## [WHAT THIS TASK INVOLVES]
Each line containing the word "thought" must be reported.
───── DATASET
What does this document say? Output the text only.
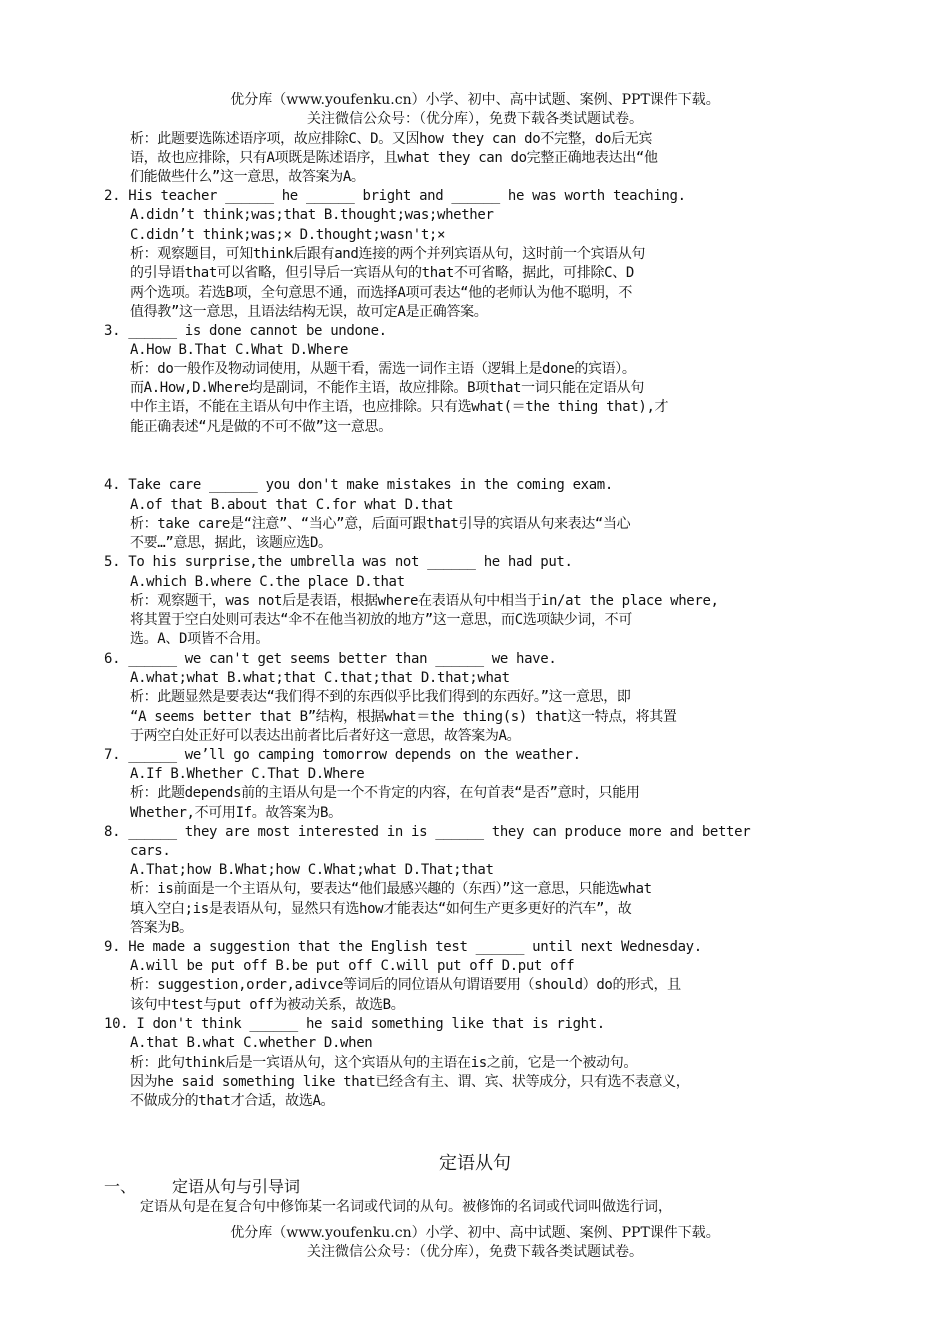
优分库（www.youfenku.cn）小学、初中、高中试题、案例、PPT课件下载。
关注微信公众号：（优分库），免费下载各类试题试卷。
析：此题要选陈述语序项，故应排除C、D。又因how they can do不完整，do后无宾
语，故也应排除，只有A项既是陈述语序，且what they can do完整正确地表达出“他
们能做些什么”这一意思，故答案为A。
2. His teacher ______ he ______ bright and ______ he was worth teaching.
A.didn’t think;was;that B.thought;was;whether
C.didn’t think;was;× D.thought;wasn't;×
析：观察题目，可知think后跟有and连接的两个并列宾语从句，这时前一个宾语从句
的引导语that可以省略，但引导后一宾语从句的that不可省略，据此，可排除C、D
两个选项。若选B项，全句意思不通，而选择A项可表达“他的老师认为他不聪明，不
值得教”这一意思，且语法结构无误，故可定A是正确答案。
3. ______ is done cannot be undone.
A.How B.That C.What D.Where
析：do一般作及物动词使用，从题干看，需选一词作主语（逻辑上是done的宾语）。
而A.How,D.Where均是副词，不能作主语，故应排除。B项that一词只能在定语从句
中作主语，不能在主语从句中作主语，也应排除。只有选what(＝the thing that),才
能正确表述“凡是做的不可不做”这一意思。
4. Take care ______ you don't make mistakes in the coming exam.
A.of that B.about that C.for what D.that
析：take care是“注意”、“当心”意，后面可跟that引导的宾语从句来表达“当心
不要…”意思，据此，该题应选D。
5. To his surprise,the umbrella was not ______ he had put.
A.which B.where C.the place D.that
析：观察题干，was not后是表语，根据where在表语从句中相当于in/at the place where,
将其置于空白处则可表达“伞不在他当初放的地方”这一意思，而C选项缺少词，不可
选。A、D项皆不合用。
6. ______ we can't get seems better than ______ we have.
A.what;what B.what;that C.that;that D.that;what
析：此题显然是要表达“我们得不到的东西似乎比我们得到的东西好。”这一意思，即
“A seems better that B”结构，根据what＝the thing(s) that这一特点，将其置
于两空白处正好可以表达出前者比后者好这一意思，故答案为A。
7. ______ we’ll go camping tomorrow depends on the weather.
A.If B.Whether C.That D.Where
析：此题depends前的主语从句是一个不肯定的内容，在句首表“是否”意时，只能用
Whether,不可用If。故答案为B。
8. ______ they are most interested in is ______ they can produce more and better
cars.
A.That;how B.What;how C.What;what D.That;that
析：is前面是一个主语从句，要表达“他们最感兴趣的（东西）”这一意思，只能选what
填入空白;is是表语从句，显然只有选how才能表达“如何生产更多更好的汽车”，故
答案为B。
9. He made a suggestion that the English test ______ until next Wednesday.
A.will be put off B.be put off C.will put off D.put off
析：suggestion,order,adivce等词后的同位语从句谓语要用（should）do的形式，且
该句中test与put off为被动关系，故选B。
10. I don't think ______ he said something like that is right.
A.that B.what C.whether D.when
析：此句think后是一宾语从句，这个宾语从句的主语在is之前，它是一个被动句。
因为he said something like that已经含有主、谓、宾、状等成分，只有选不表意义，
不做成分的that才合适，故选A。
定语从句
一、 定语从句与引导词
定语从句是在复合句中修饰某一名词或代词的从句。被修饰的名词或代词叫做选行词，
优分库（www.youfenku.cn）小学、初中、高中试题、案例、PPT课件下载。
关注微信公众号：（优分库），免费下载各类试题试卷。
──────────
## [WRITTEN ANSWER]
A.didn’t think;was;that B.thought;was;whether
C.didn’t think;was;× D.thought;wasn't;×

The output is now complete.